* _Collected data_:
[BEGIN]

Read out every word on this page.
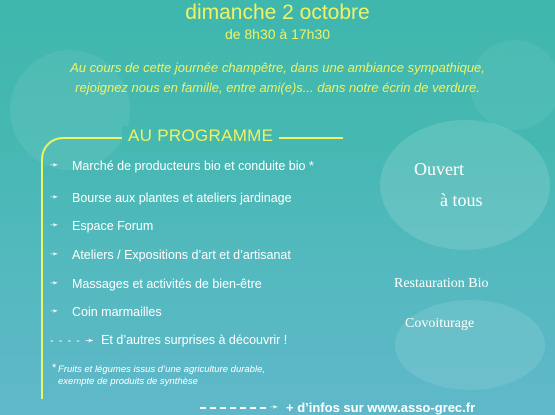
dimanche 2 octobre
de 8h30 à 17h30
Au cours de cette journée champêtre, dans une ambiance sympathique,
rejoignez nous en famille, entre ami(e)s... dans notre écrin de verdure.
AU PROGRAMME
➛	Marché de producteurs bio et conduite bio *
➛	Bourse aux plantes et ateliers jardinage
➛	Espace Forum
➛	Ateliers / Expositions d’art et d’artisanat
➛	Massages et activités de bien-être
➛	Coin marmailles
- - - - ➛ Et d’autres surprises à découvrir !
* Fruits et légumes issus d’une agriculture durable,
exempte de produits de synthèse
Ouvert
à tous
Restauration Bio
Covoiturage
➛ + d’infos sur www.asso-grec.fr
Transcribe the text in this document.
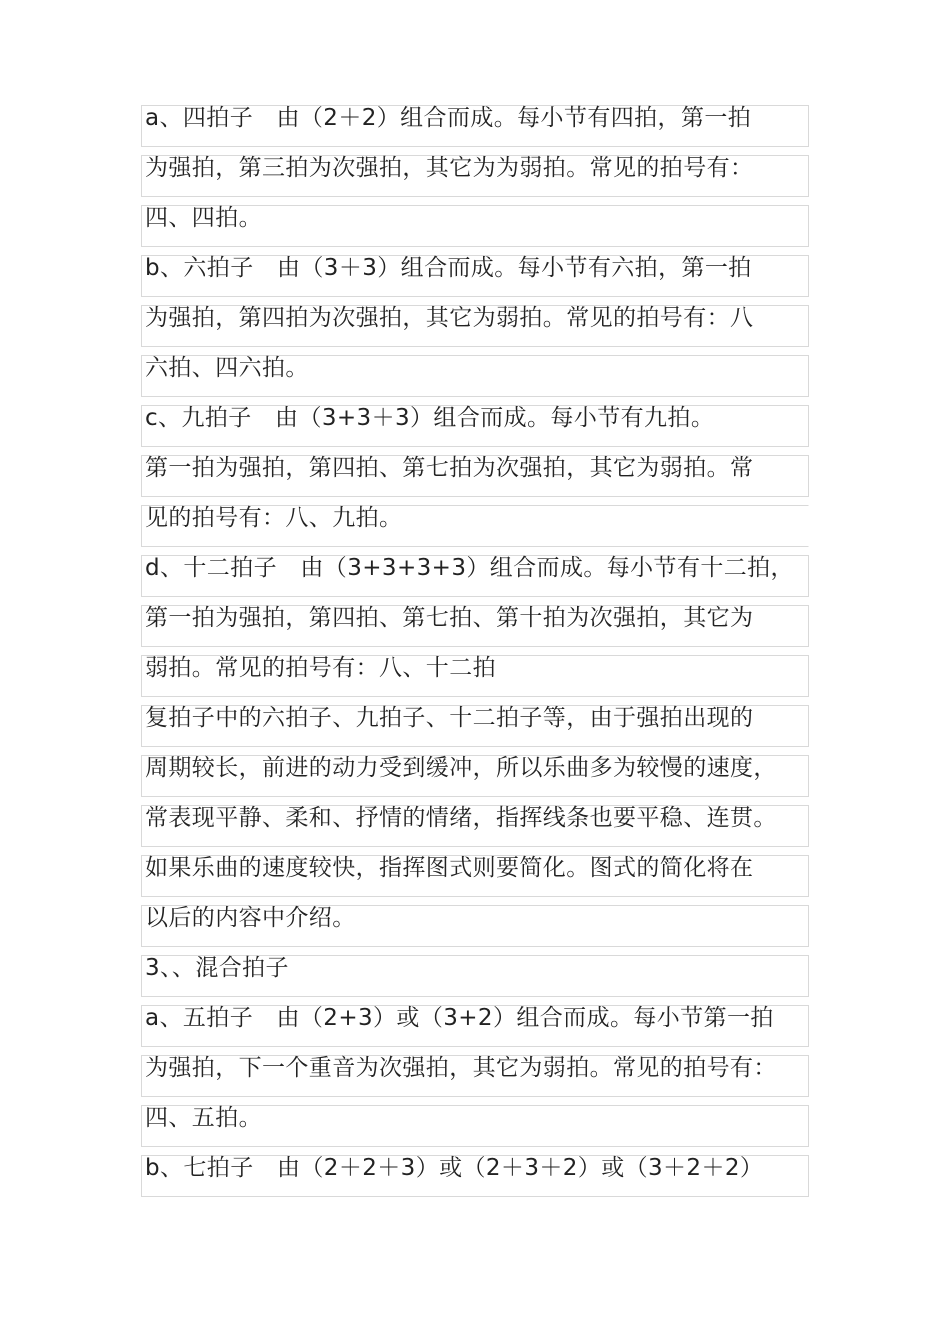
a、四拍子　由（2＋2）组合而成。每小节有四拍，第一拍
为强拍，第三拍为次强拍，其它为为弱拍。常见的拍号有：
四、四拍。
b、六拍子　由（3＋3）组合而成。每小节有六拍，第一拍
为强拍，第四拍为次强拍，其它为弱拍。常见的拍号有：八
六拍、四六拍。
c、九拍子　由（3+3＋3）组合而成。每小节有九拍。
第一拍为强拍，第四拍、第七拍为次强拍，其它为弱拍。常
见的拍号有：八、九拍。
d、十二拍子　由（3+3+3+3）组合而成。每小节有十二拍，
第一拍为强拍，第四拍、第七拍、第十拍为次强拍，其它为
弱拍。常见的拍号有：八、十二拍
复拍子中的六拍子、九拍子、十二拍子等，由于强拍出现的
周期较长，前进的动力受到缓冲，所以乐曲多为较慢的速度，
常表现平静、柔和、抒情的情绪，指挥线条也要平稳、连贯。
如果乐曲的速度较快，指挥图式则要简化。图式的简化将在
以后的内容中介绍。
3、、混合拍子
a、五拍子　由（2+3）或（3+2）组合而成。每小节第一拍
为强拍，下一个重音为次强拍，其它为弱拍。常见的拍号有：
四、五拍。
b、七拍子　由（2＋2＋3）或（2＋3＋2）或（3＋2＋2）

[END]

* _EXERCISE OBJECTIVE_: Without the pictures, repeat the listing above exactly.

* _EXERCISE SOLUTION_:
Read out every word on this page.
dimanche 2 octobre
de 8h30 à 17h30
Au cours de cette journée champêtre, dans une ambiance sympathique,
rejoignez nous en famille, entre ami(e)s... dans notre écrin de verdure.
AU PROGRAMME
➛	Marché de producteurs bio et conduite bio *
➛	Bourse aux plantes et ateliers jardinage
➛	Espace Forum
➛	Ateliers / Expositions d’art et d’artisanat
➛	Massages et activités de bien-être
➛	Coin marmailles
- - - - ➛ Et d’autres surprises à découvrir !
* Fruits et légumes issus d’une agriculture durable,
exempte de produits de synthèse
Ouvert
à tous
Restauration Bio
Covoiturage
➛ + d’infos sur www.asso-grec.fr
Transcribe the text in this document.
a、四拍子　由（2＋2）组合而成。每小节有四拍，第一拍
为强拍，第三拍为次强拍，其它为为弱拍。常见的拍号有：
四、四拍。
b、六拍子　由（3＋3）组合而成。每小节有六拍，第一拍
为强拍，第四拍为次强拍，其它为弱拍。常见的拍号有：八
六拍、四六拍。
c、九拍子　由（3+3＋3）组合而成。每小节有九拍。
第一拍为强拍，第四拍、第七拍为次强拍，其它为弱拍。常
见的拍号有：八、九拍。
d、十二拍子　由（3+3+3+3）组合而成。每小节有十二拍，
第一拍为强拍，第四拍、第七拍、第十拍为次强拍，其它为
弱拍。常见的拍号有：八、十二拍
复拍子中的六拍子、九拍子、十二拍子等，由于强拍出现的
周期较长，前进的动力受到缓冲，所以乐曲多为较慢的速度，
常表现平静、柔和、抒情的情绪，指挥线条也要平稳、连贯。
如果乐曲的速度较快，指挥图式则要简化。图式的简化将在
以后的内容中介绍。
3、、混合拍子
a、五拍子　由（2+3）或（3+2）组合而成。每小节第一拍
为强拍，下一个重音为次强拍，其它为弱拍。常见的拍号有：
四、五拍。
b、七拍子　由（2＋2＋3）或（2＋3＋2）或（3＋2＋2）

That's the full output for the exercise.